Collected data entries:
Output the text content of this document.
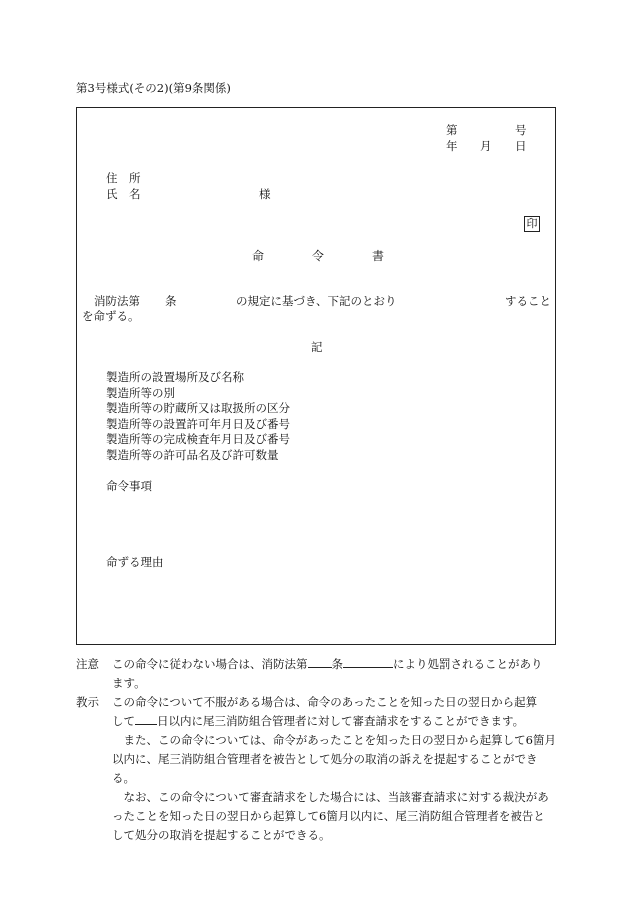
第3号様式(その2)(第9条関係)
第	号
年 月 日
住　所
氏　名	様
印
命	令	書
消防法第 条	の規定に基づき、下記のとおり	すること
を命ずる。
記
製造所の設置場所及び名称
製造所等の別
製造所等の貯蔵所又は取扱所の区分
製造所等の設置許可年月日及び番号
製造所等の完成検査年月日及び番号
製造所等の許可品名及び許可数量
命令事項
命ずる理由
注意 この命令に従わない場合は、消防法第 条	により処罰されることがあり
ます。
教示 この命令について不服がある場合は、命令のあったことを知った日の翌日から起算
して 日以内に尾三消防組合管理者に対して審査請求をすることができます。
また、この命令については、命令があったことを知った日の翌日から起算して6箇月以内に、尾三消防組合管理者を被告として処分の取消の訴えを提起することができる。
なお、この命令について審査請求をした場合には、当該審査請求に対する裁決があったことを知った日の翌日から起算して6箇月以内に、尾三消防組合管理者を被告として処分の取消を提起することができる。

_Short exercise:_ Report only how many lines in the records contain the word "消防法第".

_Solution:_ 2